** begin **

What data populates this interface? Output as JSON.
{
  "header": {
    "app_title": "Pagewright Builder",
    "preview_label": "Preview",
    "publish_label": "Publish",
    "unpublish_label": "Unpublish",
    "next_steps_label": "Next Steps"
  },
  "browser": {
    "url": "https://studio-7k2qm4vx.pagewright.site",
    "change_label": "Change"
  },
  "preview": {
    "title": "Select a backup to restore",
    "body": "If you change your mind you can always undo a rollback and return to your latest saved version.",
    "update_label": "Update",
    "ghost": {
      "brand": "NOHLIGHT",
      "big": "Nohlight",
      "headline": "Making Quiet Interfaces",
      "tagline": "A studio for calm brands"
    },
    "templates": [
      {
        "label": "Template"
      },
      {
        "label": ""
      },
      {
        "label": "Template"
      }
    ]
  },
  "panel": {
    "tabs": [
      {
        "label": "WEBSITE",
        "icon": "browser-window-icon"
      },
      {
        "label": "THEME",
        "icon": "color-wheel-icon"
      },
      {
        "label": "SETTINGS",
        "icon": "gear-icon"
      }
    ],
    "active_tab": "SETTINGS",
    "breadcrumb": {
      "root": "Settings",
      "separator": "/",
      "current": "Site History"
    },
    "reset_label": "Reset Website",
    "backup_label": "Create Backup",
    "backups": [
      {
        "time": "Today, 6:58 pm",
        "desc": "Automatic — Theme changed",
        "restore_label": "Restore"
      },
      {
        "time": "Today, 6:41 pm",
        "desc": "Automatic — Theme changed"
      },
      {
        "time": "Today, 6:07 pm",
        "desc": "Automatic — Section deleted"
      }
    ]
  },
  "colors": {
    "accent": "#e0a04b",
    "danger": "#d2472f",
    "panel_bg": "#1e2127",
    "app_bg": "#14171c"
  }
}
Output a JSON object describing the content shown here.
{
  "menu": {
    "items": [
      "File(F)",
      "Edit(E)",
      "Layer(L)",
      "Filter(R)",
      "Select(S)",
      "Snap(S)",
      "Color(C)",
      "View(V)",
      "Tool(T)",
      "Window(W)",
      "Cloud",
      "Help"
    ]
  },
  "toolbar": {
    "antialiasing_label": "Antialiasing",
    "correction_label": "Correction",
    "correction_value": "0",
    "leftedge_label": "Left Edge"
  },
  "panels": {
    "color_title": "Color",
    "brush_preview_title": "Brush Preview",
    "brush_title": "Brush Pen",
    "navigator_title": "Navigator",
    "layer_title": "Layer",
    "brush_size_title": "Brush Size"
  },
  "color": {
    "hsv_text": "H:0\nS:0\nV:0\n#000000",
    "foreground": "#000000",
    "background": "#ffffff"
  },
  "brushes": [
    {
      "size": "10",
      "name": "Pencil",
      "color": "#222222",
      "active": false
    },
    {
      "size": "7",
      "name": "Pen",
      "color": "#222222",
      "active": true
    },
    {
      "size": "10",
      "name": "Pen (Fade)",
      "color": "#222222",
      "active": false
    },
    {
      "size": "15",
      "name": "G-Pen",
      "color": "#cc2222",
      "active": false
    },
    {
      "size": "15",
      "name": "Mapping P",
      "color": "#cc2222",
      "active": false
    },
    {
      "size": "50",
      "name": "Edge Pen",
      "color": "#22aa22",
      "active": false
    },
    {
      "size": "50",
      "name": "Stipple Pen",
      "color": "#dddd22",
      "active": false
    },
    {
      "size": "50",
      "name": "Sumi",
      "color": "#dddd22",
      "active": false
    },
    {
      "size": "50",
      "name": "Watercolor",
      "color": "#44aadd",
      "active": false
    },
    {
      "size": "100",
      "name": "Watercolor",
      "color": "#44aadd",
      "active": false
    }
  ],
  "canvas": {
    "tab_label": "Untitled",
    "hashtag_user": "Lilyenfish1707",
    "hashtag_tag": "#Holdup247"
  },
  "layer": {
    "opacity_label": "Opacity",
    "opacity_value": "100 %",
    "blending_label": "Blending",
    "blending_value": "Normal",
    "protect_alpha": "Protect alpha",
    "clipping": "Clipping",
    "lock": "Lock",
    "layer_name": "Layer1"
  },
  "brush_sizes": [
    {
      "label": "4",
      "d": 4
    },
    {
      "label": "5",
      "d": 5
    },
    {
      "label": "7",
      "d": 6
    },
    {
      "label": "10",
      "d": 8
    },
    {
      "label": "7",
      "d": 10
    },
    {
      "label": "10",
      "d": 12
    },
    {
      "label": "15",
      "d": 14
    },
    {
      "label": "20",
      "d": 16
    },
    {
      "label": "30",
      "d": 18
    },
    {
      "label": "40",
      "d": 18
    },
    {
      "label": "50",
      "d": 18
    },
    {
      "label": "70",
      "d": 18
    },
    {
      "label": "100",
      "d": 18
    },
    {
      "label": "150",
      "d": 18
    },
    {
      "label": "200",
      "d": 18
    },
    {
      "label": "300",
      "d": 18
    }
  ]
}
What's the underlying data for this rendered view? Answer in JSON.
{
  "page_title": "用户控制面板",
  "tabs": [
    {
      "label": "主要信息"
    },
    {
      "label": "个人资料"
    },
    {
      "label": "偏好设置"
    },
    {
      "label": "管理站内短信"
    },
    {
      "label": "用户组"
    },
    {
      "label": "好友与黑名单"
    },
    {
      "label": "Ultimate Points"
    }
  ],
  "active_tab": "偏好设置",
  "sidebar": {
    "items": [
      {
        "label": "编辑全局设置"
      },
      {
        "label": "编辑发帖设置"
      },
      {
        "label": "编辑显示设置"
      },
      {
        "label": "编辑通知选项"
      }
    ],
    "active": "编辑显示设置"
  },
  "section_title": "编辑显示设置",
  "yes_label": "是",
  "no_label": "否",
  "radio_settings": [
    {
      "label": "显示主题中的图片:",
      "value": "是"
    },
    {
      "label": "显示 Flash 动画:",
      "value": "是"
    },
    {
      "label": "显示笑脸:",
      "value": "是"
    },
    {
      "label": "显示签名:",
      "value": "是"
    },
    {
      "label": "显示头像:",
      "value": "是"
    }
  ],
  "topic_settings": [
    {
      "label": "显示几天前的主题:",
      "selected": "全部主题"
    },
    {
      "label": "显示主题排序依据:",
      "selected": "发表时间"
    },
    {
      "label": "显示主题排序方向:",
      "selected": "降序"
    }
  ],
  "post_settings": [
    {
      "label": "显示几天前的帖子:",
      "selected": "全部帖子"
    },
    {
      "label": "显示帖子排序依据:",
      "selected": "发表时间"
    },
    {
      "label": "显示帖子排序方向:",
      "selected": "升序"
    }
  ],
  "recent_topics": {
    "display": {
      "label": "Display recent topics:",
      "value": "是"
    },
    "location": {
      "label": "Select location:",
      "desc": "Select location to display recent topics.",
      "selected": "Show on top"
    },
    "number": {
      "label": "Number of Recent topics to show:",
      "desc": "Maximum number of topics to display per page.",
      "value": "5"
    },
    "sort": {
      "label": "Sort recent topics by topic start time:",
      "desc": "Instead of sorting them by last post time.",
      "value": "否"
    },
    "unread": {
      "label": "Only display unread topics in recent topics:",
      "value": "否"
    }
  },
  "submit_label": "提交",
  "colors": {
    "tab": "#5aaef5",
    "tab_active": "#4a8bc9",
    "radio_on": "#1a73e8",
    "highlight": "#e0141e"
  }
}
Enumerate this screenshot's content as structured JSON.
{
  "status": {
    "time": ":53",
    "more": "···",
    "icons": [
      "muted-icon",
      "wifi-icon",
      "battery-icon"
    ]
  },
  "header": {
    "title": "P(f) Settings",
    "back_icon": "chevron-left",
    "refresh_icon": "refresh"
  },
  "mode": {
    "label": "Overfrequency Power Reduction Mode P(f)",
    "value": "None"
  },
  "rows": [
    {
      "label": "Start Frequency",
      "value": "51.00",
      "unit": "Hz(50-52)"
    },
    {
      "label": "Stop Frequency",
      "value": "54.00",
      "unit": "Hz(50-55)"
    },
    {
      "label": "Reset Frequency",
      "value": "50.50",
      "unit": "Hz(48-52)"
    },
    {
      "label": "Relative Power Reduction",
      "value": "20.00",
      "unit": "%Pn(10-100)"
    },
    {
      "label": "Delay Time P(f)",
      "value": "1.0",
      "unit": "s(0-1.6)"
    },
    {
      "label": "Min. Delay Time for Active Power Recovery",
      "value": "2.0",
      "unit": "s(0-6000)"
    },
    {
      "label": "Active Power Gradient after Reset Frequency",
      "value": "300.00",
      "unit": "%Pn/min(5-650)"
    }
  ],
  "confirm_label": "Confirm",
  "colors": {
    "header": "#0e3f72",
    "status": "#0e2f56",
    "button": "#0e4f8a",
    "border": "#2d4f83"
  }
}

** end **

THE EXERCISE> Write the lines out verbatim, from the one with "Enumerate this screenshot's" through the last line of the entries, and stop there.

EXPECTED ANSWER>
Enumerate this screenshot's content as structured JSON.
{
  "status": {
    "time": ":53",
    "more": "···",
    "icons": [
      "muted-icon",
      "wifi-icon",
      "battery-icon"
    ]
  },
  "header": {
    "title": "P(f) Settings",
    "back_icon": "chevron-left",
    "refresh_icon": "refresh"
  },
  "mode": {
    "label": "Overfrequency Power Reduction Mode P(f)",
    "value": "None"
  },
  "rows": [
    {
      "label": "Start Frequency",
      "value": "51.00",
      "unit": "Hz(50-52)"
    },
    {
      "label": "Stop Frequency",
      "value": "54.00",
      "unit": "Hz(50-55)"
    },
    {
      "label": "Reset Frequency",
      "value": "50.50",
      "unit": "Hz(48-52)"
    },
    {
      "label": "Relative Power Reduction",
      "value": "20.00",
      "unit": "%Pn(10-100)"
    },
    {
      "label": "Delay Time P(f)",
      "value": "1.0",
      "unit": "s(0-1.6)"
    },
    {
      "label": "Min. Delay Time for Active Power Recovery",
      "value": "2.0",
      "unit": "s(0-6000)"
    },
    {
      "label": "Active Power Gradient after Reset Frequency",
      "value": "300.00",
      "unit": "%Pn/min(5-650)"
    }
  ],
  "confirm_label": "Confirm",
  "colors": {
    "header": "#0e3f72",
    "status": "#0e2f56",
    "button": "#0e4f8a",
    "border": "#2d4f83"
  }
}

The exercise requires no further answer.